## SET TASK
Make an exact copy of all the data.

*** RECORDS FOR THE EXERCISE ***

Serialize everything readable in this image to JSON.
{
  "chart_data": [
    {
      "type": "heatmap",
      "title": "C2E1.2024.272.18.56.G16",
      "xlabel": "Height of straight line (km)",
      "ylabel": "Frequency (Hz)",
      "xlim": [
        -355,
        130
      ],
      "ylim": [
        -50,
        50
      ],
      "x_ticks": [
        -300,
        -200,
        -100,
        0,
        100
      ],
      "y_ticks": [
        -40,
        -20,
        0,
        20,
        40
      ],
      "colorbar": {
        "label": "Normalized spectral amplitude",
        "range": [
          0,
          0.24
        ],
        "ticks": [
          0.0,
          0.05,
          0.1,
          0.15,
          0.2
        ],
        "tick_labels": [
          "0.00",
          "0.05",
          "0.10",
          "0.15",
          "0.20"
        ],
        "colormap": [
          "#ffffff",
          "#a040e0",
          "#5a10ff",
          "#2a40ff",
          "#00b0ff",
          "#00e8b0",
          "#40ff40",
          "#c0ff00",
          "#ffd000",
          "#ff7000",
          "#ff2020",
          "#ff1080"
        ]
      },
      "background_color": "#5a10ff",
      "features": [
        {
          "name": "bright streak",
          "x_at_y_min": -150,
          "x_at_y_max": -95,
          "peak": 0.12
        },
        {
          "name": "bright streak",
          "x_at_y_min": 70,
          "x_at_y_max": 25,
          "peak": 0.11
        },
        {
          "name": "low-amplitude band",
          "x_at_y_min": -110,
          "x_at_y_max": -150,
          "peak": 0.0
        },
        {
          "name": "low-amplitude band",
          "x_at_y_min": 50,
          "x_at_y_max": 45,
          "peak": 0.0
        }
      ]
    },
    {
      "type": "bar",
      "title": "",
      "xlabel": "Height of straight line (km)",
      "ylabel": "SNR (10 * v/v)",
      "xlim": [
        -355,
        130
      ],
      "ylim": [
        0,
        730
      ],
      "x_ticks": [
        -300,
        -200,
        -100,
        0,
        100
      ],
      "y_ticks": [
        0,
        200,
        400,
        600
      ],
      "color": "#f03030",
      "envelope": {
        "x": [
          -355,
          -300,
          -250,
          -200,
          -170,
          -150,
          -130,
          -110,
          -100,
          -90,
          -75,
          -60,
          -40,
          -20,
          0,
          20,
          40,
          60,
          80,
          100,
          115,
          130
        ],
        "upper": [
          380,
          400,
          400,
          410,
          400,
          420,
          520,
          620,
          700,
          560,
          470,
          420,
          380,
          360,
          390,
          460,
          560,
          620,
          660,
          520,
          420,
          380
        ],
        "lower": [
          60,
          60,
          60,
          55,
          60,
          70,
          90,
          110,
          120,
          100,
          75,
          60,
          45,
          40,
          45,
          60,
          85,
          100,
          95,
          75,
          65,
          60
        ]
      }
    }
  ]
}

***

## RESULT FOR THIS EXERCISE
Serialize everything readable in this image to JSON.
{
  "chart_data": [
    {
      "type": "heatmap",
      "title": "C2E1.2024.272.18.56.G16",
      "xlabel": "Height of straight line (km)",
      "ylabel": "Frequency (Hz)",
      "xlim": [
        -355,
        130
      ],
      "ylim": [
        -50,
        50
      ],
      "x_ticks": [
        -300,
        -200,
        -100,
        0,
        100
      ],
      "y_ticks": [
        -40,
        -20,
        0,
        20,
        40
      ],
      "colorbar": {
        "label": "Normalized spectral amplitude",
        "range": [
          0,
          0.24
        ],
        "ticks": [
          0.0,
          0.05,
          0.1,
          0.15,
          0.2
        ],
        "tick_labels": [
          "0.00",
          "0.05",
          "0.10",
          "0.15",
          "0.20"
        ],
        "colormap": [
          "#ffffff",
          "#a040e0",
          "#5a10ff",
          "#2a40ff",
          "#00b0ff",
          "#00e8b0",
          "#40ff40",
          "#c0ff00",
          "#ffd000",
          "#ff7000",
          "#ff2020",
          "#ff1080"
        ]
      },
      "background_color": "#5a10ff",
      "features": [
        {
          "name": "bright streak",
          "x_at_y_min": -150,
          "x_at_y_max": -95,
          "peak": 0.12
        },
        {
          "name": "bright streak",
          "x_at_y_min": 70,
          "x_at_y_max": 25,
          "peak": 0.11
        },
        {
          "name": "low-amplitude band",
          "x_at_y_min": -110,
          "x_at_y_max": -150,
          "peak": 0.0
        },
        {
          "name": "low-amplitude band",
          "x_at_y_min": 50,
          "x_at_y_max": 45,
          "peak": 0.0
        }
      ]
    },
    {
      "type": "bar",
      "title": "",
      "xlabel": "Height of straight line (km)",
      "ylabel": "SNR (10 * v/v)",
      "xlim": [
        -355,
        130
      ],
      "ylim": [
        0,
        730
      ],
      "x_ticks": [
        -300,
        -200,
        -100,
        0,
        100
      ],
      "y_ticks": [
        0,
        200,
        400,
        600
      ],
      "color": "#f03030",
      "envelope": {
        "x": [
          -355,
          -300,
          -250,
          -200,
          -170,
          -150,
          -130,
          -110,
          -100,
          -90,
          -75,
          -60,
          -40,
          -20,
          0,
          20,
          40,
          60,
          80,
          100,
          115,
          130
        ],
        "upper": [
          380,
          400,
          400,
          410,
          400,
          420,
          520,
          620,
          700,
          560,
          470,
          420,
          380,
          360,
          390,
          460,
          560,
          620,
          660,
          520,
          420,
          380
        ],
        "lower": [
          60,
          60,
          60,
          55,
          60,
          70,
          90,
          110,
          120,
          100,
          75,
          60,
          45,
          40,
          45,
          60,
          85,
          100,
          95,
          75,
          65,
          60
        ]
      }
    }
  ]
}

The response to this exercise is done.